Repeat the data word for word. Do not include the pictures.

----- Material for the task -----

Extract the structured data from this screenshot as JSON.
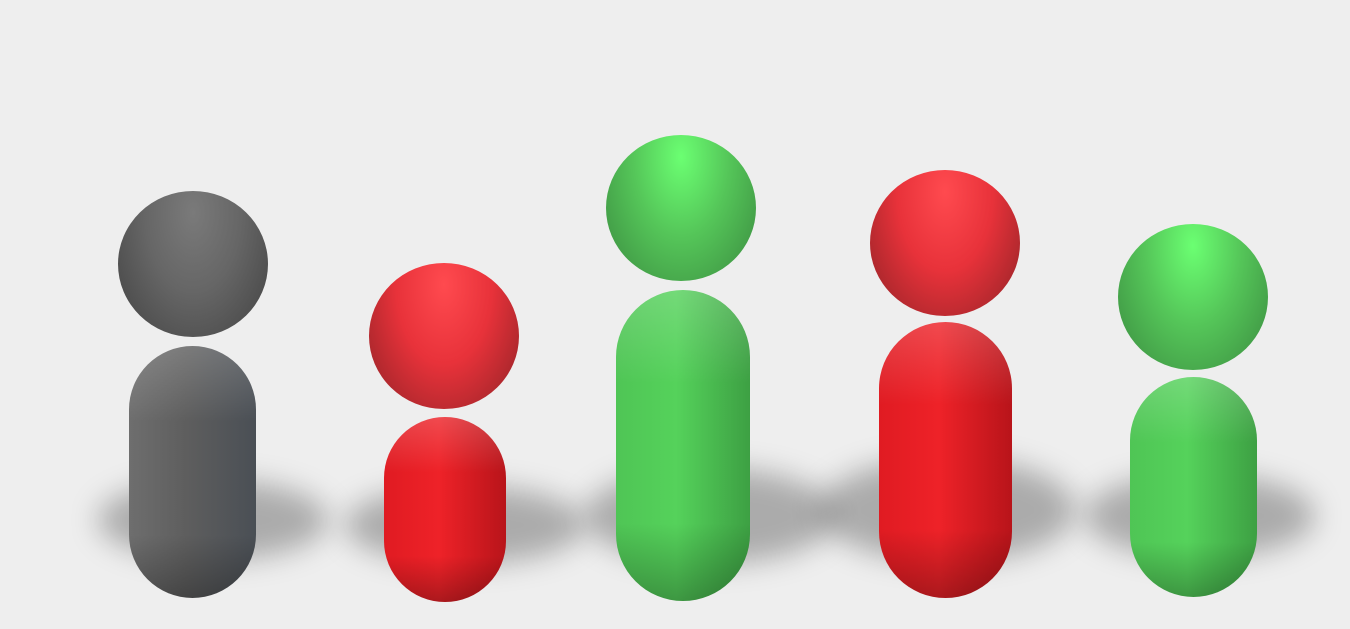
{
  "scene": {
    "background": "#eeeeee",
    "figures": [
      {
        "name": "figure-1",
        "color": "gray",
        "head_color": "#666666",
        "body_color": "#5d5d5d"
      },
      {
        "name": "figure-2",
        "color": "red",
        "head_color": "#e8323a",
        "body_color": "#e11d25"
      },
      {
        "name": "figure-3",
        "color": "green",
        "head_color": "#55c659",
        "body_color": "#4dbf53"
      },
      {
        "name": "figure-4",
        "color": "red",
        "head_color": "#e8323a",
        "body_color": "#e11d25"
      },
      {
        "name": "figure-5",
        "color": "green",
        "head_color": "#55c659",
        "body_color": "#4dbf53"
      }
    ]
  }
}
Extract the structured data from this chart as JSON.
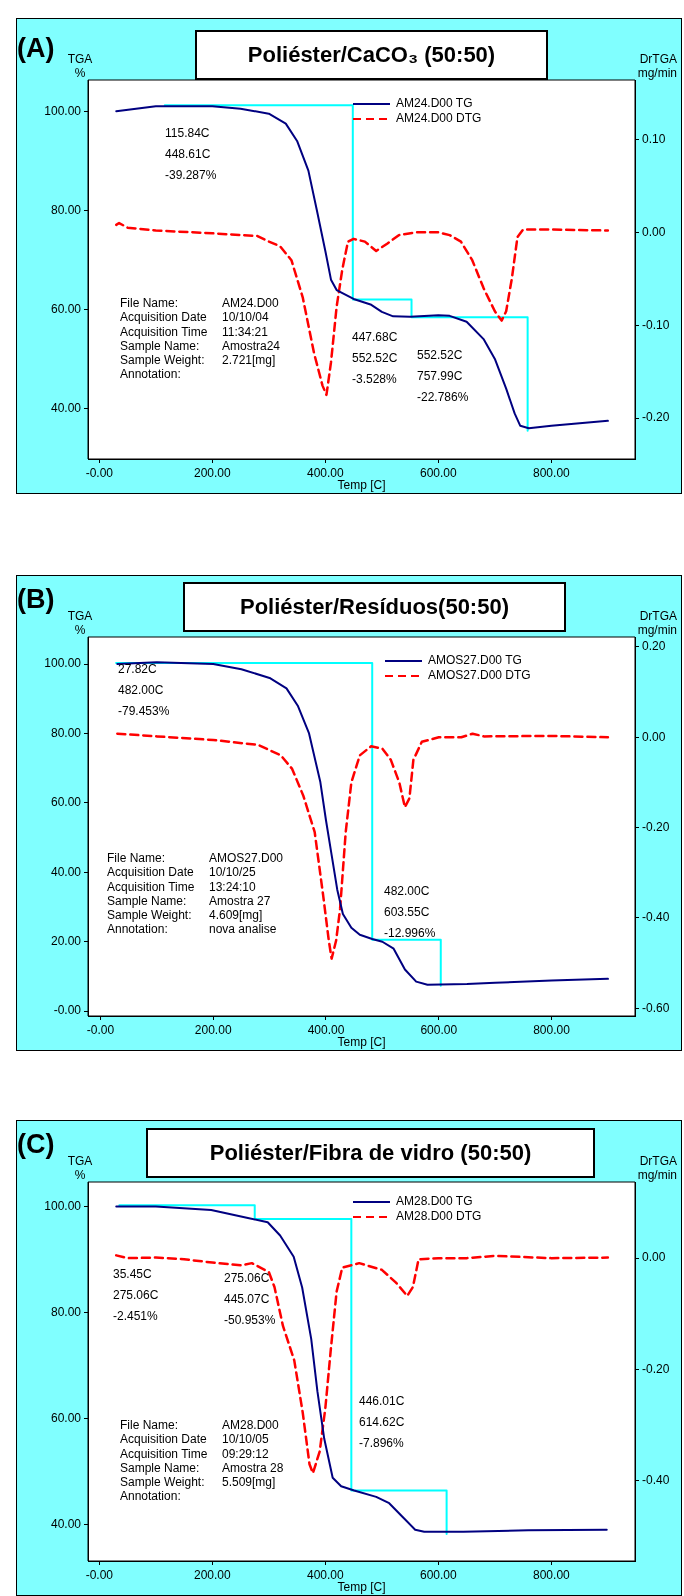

-----

> **Solved exercise**
Extract the structured data from this screenshot as JSON.
{
  "scene": {
    "background": "#eeeeee",
    "figures": [
      {
        "name": "figure-1",
        "color": "gray",
        "head_color": "#666666",
        "body_color": "#5d5d5d"
      },
      {
        "name": "figure-2",
        "color": "red",
        "head_color": "#e8323a",
        "body_color": "#e11d25"
      },
      {
        "name": "figure-3",
        "color": "green",
        "head_color": "#55c659",
        "body_color": "#4dbf53"
      },
      {
        "name": "figure-4",
        "color": "red",
        "head_color": "#e8323a",
        "body_color": "#e11d25"
      },
      {
        "name": "figure-5",
        "color": "green",
        "head_color": "#55c659",
        "body_color": "#4dbf53"
      }
    ]
  }
}
Extract the structured data from this chart as JSON.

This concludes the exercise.